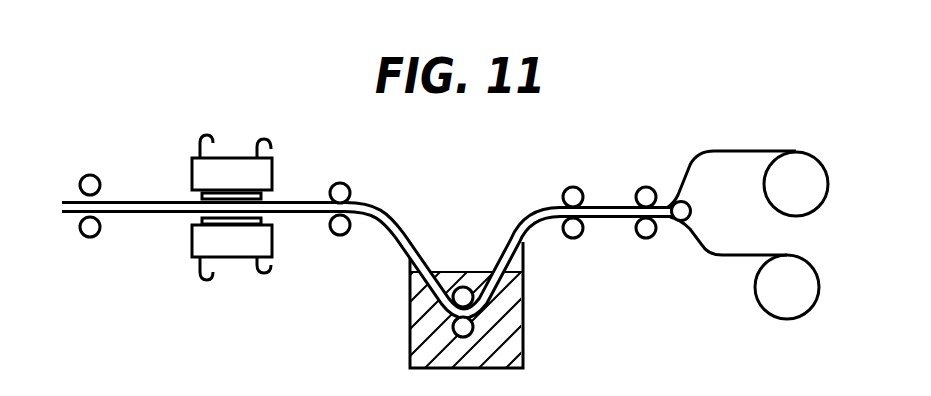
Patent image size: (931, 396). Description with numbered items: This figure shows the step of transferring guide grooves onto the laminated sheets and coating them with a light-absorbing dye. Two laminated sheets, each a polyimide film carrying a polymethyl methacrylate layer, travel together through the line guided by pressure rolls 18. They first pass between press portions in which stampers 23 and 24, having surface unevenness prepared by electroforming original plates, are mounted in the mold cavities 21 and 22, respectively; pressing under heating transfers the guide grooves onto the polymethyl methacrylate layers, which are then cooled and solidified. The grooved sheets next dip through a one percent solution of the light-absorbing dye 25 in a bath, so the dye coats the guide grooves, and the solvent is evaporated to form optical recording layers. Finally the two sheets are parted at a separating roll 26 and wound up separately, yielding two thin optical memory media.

The pressure roll 18 is at (340, 183).
The mold cavity 21 is at (235, 168).
The mold cavity 22 is at (230, 253).
The stamper 23 is at (194, 197).
The stamper 24 is at (197, 218).
The light-absorbing dye 25 is at (524, 333).
The separating roll 26 is at (691, 210).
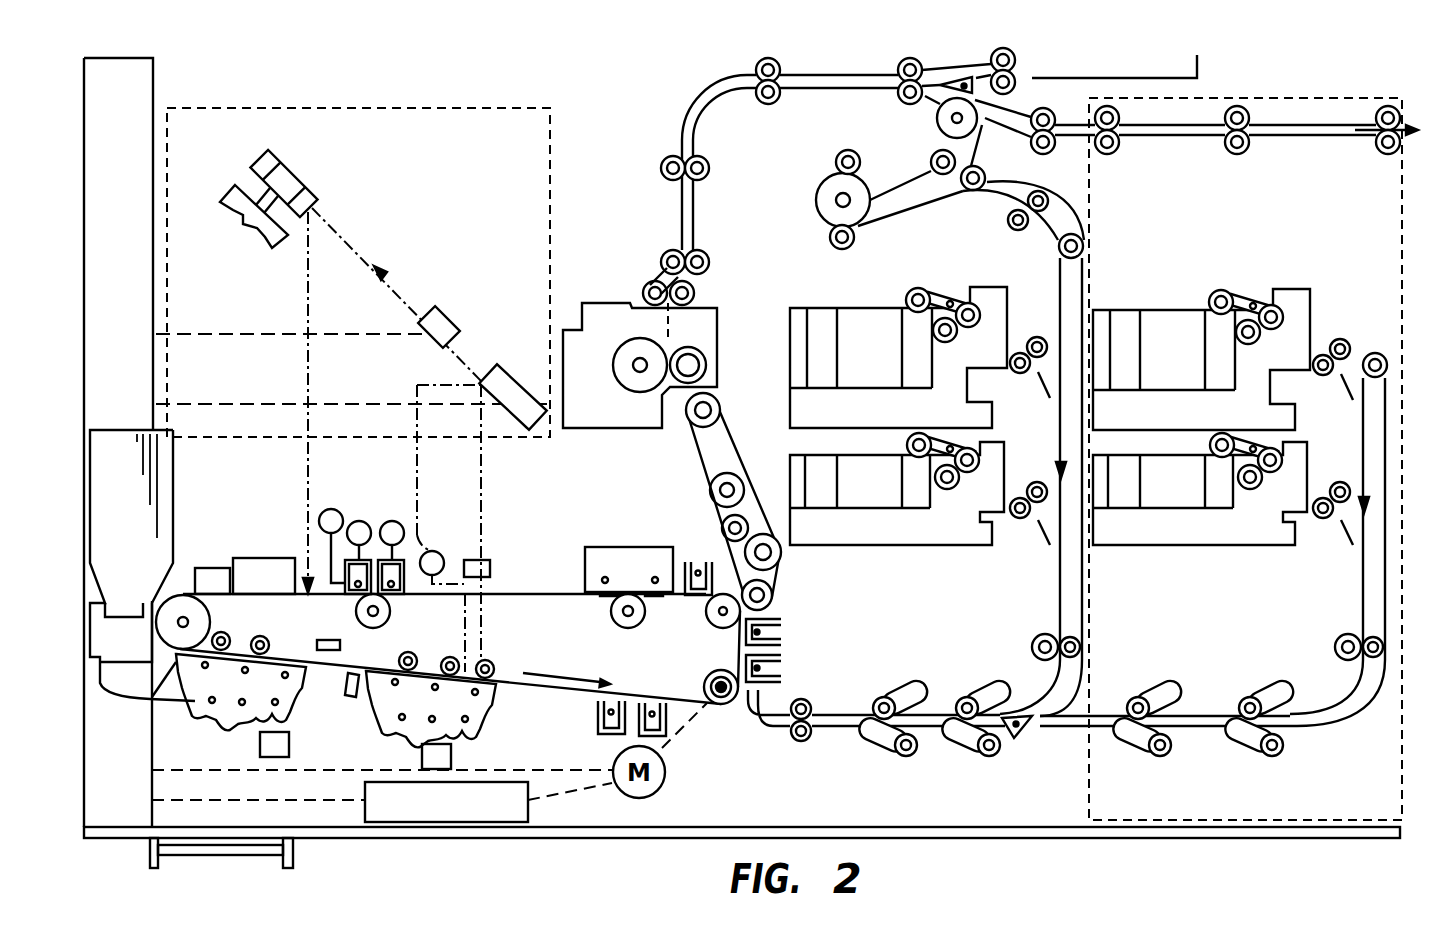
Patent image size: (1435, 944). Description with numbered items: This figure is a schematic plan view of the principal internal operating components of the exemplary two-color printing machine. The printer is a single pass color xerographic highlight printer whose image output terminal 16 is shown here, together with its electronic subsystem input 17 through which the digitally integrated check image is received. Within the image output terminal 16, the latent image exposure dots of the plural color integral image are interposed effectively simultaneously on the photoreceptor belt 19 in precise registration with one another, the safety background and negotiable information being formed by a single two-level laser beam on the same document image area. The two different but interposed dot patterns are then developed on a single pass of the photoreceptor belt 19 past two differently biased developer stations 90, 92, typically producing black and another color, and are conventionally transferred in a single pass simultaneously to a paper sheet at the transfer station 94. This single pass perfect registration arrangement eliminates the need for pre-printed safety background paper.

The image output terminal 16 is at (651, 76).
The electronic subsystem input 17 is at (147, 93).
The photoreceptor belt 19 is at (509, 594).
The developer station 90 is at (292, 698).
The developer station 92 is at (478, 704).
The transfer station 94 is at (787, 670).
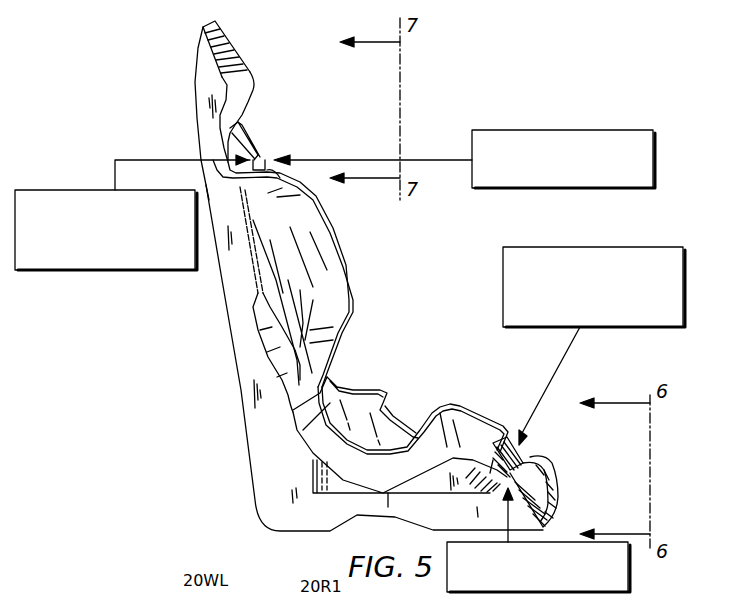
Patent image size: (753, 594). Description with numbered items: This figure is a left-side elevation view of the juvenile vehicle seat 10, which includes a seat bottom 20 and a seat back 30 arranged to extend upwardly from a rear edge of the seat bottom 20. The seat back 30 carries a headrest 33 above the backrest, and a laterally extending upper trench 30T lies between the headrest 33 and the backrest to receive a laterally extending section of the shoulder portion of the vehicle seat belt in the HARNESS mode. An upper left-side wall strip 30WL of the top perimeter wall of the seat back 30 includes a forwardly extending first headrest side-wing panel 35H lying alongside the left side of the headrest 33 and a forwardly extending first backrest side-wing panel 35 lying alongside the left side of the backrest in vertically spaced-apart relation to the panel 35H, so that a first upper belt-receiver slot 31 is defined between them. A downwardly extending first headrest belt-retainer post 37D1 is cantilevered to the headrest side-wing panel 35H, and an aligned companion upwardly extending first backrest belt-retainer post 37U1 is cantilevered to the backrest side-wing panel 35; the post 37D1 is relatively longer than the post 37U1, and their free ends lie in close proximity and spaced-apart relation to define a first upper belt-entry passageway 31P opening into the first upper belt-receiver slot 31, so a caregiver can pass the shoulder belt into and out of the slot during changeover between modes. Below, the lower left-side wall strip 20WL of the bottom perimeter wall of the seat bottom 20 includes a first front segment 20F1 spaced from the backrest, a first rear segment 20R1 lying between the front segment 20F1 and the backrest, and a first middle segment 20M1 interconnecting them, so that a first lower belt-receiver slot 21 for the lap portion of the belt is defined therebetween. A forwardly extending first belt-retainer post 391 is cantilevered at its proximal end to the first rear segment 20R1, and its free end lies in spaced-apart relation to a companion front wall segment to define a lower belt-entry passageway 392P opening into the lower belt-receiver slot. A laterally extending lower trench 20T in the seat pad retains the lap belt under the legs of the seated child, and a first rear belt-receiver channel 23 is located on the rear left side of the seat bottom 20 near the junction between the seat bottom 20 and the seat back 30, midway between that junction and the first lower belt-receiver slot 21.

The juvenile vehicle seat 10 is at (186, 69).
The headrest 33 is at (237, 43).
The forwardly extending first headrest side-wing panel 35H is at (238, 72).
The upper trench 30T is at (248, 130).
The downwardly extending first headrest belt-retainer post 37D1 is at (256, 137).
The seat back 30 is at (343, 246).
The forwardly extending first backrest side-wing panel 35 is at (338, 277).
The upwardly extending first backrest belt-retainer post 37U1 is at (290, 206).
The upper left-side wall strip 30WL is at (252, 196).
The first upper belt-receiver slot 31 is at (45, 190).
The first upper belt-entry passageway 31P is at (553, 130).
The first rear belt-receiver channel 23 is at (404, 413).
The lower left-side wall strip 20WL is at (352, 466).
The forwardly extending first belt-retainer post 391 is at (505, 470).
The seat bottom 20 is at (562, 469).
The first front segment 20F1 is at (557, 487).
The first middle segment 20M1 is at (527, 453).
The first rear segment 20R1 is at (483, 423).
The lower trench 20T is at (511, 443).
The first lower belt-receiver slot 21 is at (575, 247).
The lower belt-entry passageway 392P is at (630, 575).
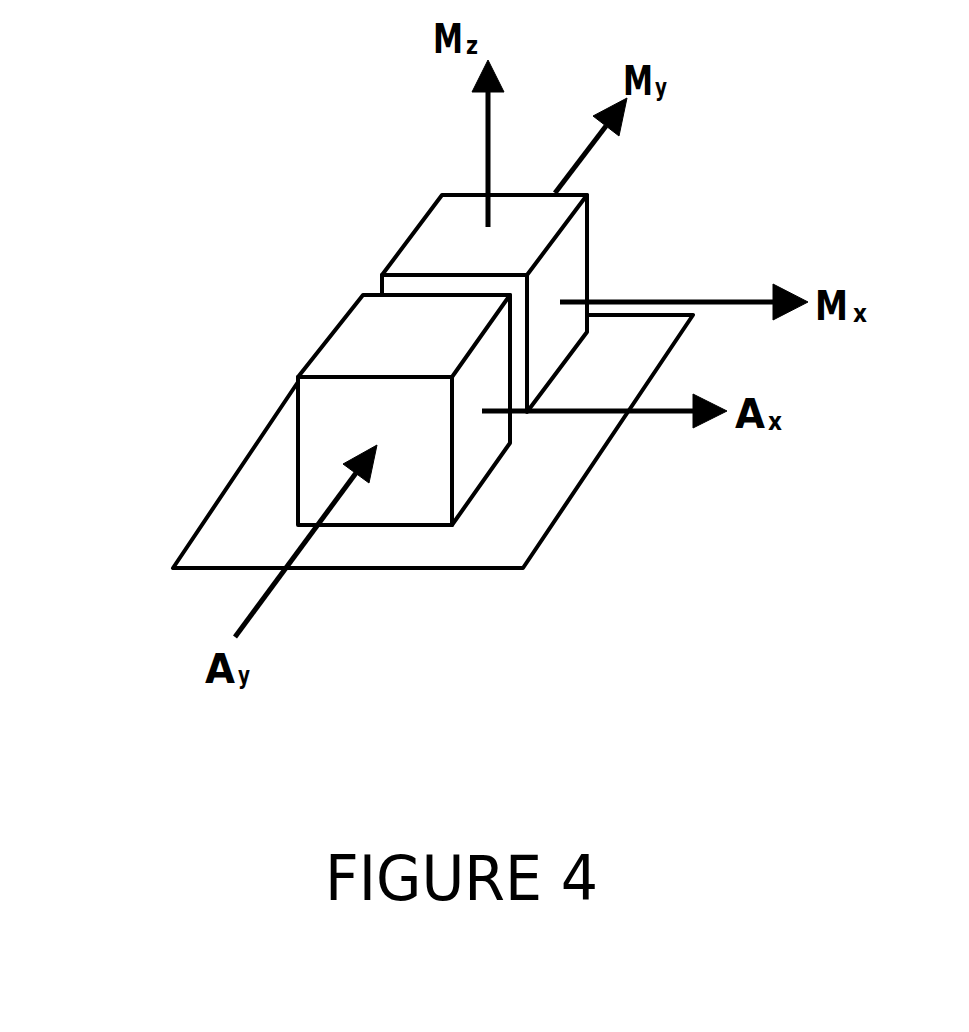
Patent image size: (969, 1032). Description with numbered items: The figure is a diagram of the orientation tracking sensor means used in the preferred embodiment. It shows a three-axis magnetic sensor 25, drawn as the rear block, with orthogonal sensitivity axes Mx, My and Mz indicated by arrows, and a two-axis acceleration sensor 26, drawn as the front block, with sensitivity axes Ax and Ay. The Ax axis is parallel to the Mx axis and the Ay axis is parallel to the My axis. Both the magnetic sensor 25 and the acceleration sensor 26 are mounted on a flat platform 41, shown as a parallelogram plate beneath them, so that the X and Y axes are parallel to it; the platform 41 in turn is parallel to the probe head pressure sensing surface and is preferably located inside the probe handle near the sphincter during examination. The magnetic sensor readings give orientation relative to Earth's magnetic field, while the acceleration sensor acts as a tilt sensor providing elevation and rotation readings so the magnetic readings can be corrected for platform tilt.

◆ GIVEN INSTRUCTION
Update all of the lines above by replacing "Patent image size" with "Drawing dimensions" wherever it occurs, and leave everything else as it is. Omit the pictures from your answer.

◆ TASK ANSWER
Drawing dimensions: (931, 396). Description with numbered items: This figure shows the step of transferring guide grooves onto the laminated sheets and coating them with a light-absorbing dye. Two laminated sheets, each a polyimide film carrying a polymethyl methacrylate layer, travel together through the line guided by pressure rolls 18. They first pass between press portions in which stampers 23 and 24, having surface unevenness prepared by electroforming original plates, are mounted in the mold cavities 21 and 22, respectively; pressing under heating transfers the guide grooves onto the polymethyl methacrylate layers, which are then cooled and solidified. The grooved sheets next dip through a one percent solution of the light-absorbing dye 25 in a bath, so the dye coats the guide grooves, and the solvent is evaporated to form optical recording layers. Finally the two sheets are parted at a separating roll 26 and wound up separately, yielding two thin optical memory media.

The pressure roll 18 is at (340, 183).
The mold cavity 21 is at (235, 168).
The mold cavity 22 is at (230, 253).
The stamper 23 is at (194, 197).
The stamper 24 is at (197, 218).
The light-absorbing dye 25 is at (524, 333).
The separating roll 26 is at (691, 210).
Drawing dimensions: (1435, 944). Description with numbered items: This figure is a schematic plan view of the principal internal operating components of the exemplary two-color printing machine. The printer is a single pass color xerographic highlight printer whose image output terminal 16 is shown here, together with its electronic subsystem input 17 through which the digitally integrated check image is received. Within the image output terminal 16, the latent image exposure dots of the plural color integral image are interposed effectively simultaneously on the photoreceptor belt 19 in precise registration with one another, the safety background and negotiable information being formed by a single two-level laser beam on the same document image area. The two different but interposed dot patterns are then developed on a single pass of the photoreceptor belt 19 past two differently biased developer stations 90, 92, typically producing black and another color, and are conventionally transferred in a single pass simultaneously to a paper sheet at the transfer station 94. This single pass perfect registration arrangement eliminates the need for pre-printed safety background paper.

The image output terminal 16 is at (651, 76).
The electronic subsystem input 17 is at (147, 93).
The photoreceptor belt 19 is at (509, 594).
The developer station 90 is at (292, 698).
The developer station 92 is at (478, 704).
The transfer station 94 is at (787, 670).
Drawing dimensions: (753, 594). Description with numbered items: This figure is a left-side elevation view of the juvenile vehicle seat 10, which includes a seat bottom 20 and a seat back 30 arranged to extend upwardly from a rear edge of the seat bottom 20. The seat back 30 carries a headrest 33 above the backrest, and a laterally extending upper trench 30T lies between the headrest 33 and the backrest to receive a laterally extending section of the shoulder portion of the vehicle seat belt in the HARNESS mode. An upper left-side wall strip 30WL of the top perimeter wall of the seat back 30 includes a forwardly extending first headrest side-wing panel 35H lying alongside the left side of the headrest 33 and a forwardly extending first backrest side-wing panel 35 lying alongside the left side of the backrest in vertically spaced-apart relation to the panel 35H, so that a first upper belt-receiver slot 31 is defined between them. A downwardly extending first headrest belt-retainer post 37D1 is cantilevered to the headrest side-wing panel 35H, and an aligned companion upwardly extending first backrest belt-retainer post 37U1 is cantilevered to the backrest side-wing panel 35; the post 37D1 is relatively longer than the post 37U1, and their free ends lie in close proximity and spaced-apart relation to define a first upper belt-entry passageway 31P opening into the first upper belt-receiver slot 31, so a caregiver can pass the shoulder belt into and out of the slot during changeover between modes. Below, the lower left-side wall strip 20WL of the bottom perimeter wall of the seat bottom 20 includes a first front segment 20F1 spaced from the backrest, a first rear segment 20R1 lying between the front segment 20F1 and the backrest, and a first middle segment 20M1 interconnecting them, so that a first lower belt-receiver slot 21 for the lap portion of the belt is defined therebetween. A forwardly extending first belt-retainer post 391 is cantilevered at its proximal end to the first rear segment 20R1, and its free end lies in spaced-apart relation to a companion front wall segment to define a lower belt-entry passageway 392P opening into the lower belt-receiver slot. A laterally extending lower trench 20T in the seat pad retains the lap belt under the legs of the seated child, and a first rear belt-receiver channel 23 is located on the rear left side of the seat bottom 20 near the junction between the seat bottom 20 and the seat back 30, midway between that junction and the first lower belt-receiver slot 21.

The juvenile vehicle seat 10 is at (186, 69).
The headrest 33 is at (237, 43).
The forwardly extending first headrest side-wing panel 35H is at (238, 72).
The upper trench 30T is at (248, 130).
The downwardly extending first headrest belt-retainer post 37D1 is at (256, 137).
The seat back 30 is at (343, 246).
The forwardly extending first backrest side-wing panel 35 is at (338, 277).
The upwardly extending first backrest belt-retainer post 37U1 is at (290, 206).
The upper left-side wall strip 30WL is at (252, 196).
The first upper belt-receiver slot 31 is at (45, 190).
The first upper belt-entry passageway 31P is at (553, 130).
The first rear belt-receiver channel 23 is at (404, 413).
The lower left-side wall strip 20WL is at (352, 466).
The forwardly extending first belt-retainer post 391 is at (505, 470).
The seat bottom 20 is at (562, 469).
The first front segment 20F1 is at (557, 487).
The first middle segment 20M1 is at (527, 453).
The first rear segment 20R1 is at (483, 423).
The lower trench 20T is at (511, 443).
The first lower belt-receiver slot 21 is at (575, 247).
The lower belt-entry passageway 392P is at (630, 575).
Drawing dimensions: (969, 1032). Description with numbered items: The figure is a diagram of the orientation tracking sensor means used in the preferred embodiment. It shows a three-axis magnetic sensor 25, drawn as the rear block, with orthogonal sensitivity axes Mx, My and Mz indicated by arrows, and a two-axis acceleration sensor 26, drawn as the front block, with sensitivity axes Ax and Ay. The Ax axis is parallel to the Mx axis and the Ay axis is parallel to the My axis. Both the magnetic sensor 25 and the acceleration sensor 26 are mounted on a flat platform 41, shown as a parallelogram plate beneath them, so that the X and Y axes are parallel to it; the platform 41 in turn is parallel to the probe head pressure sensing surface and is preferably located inside the probe handle near the sphincter during examination. The magnetic sensor readings give orientation relative to Earth's magnetic field, while the acceleration sensor acts as a tilt sensor providing elevation and rotation readings so the magnetic readings can be corrected for platform tilt.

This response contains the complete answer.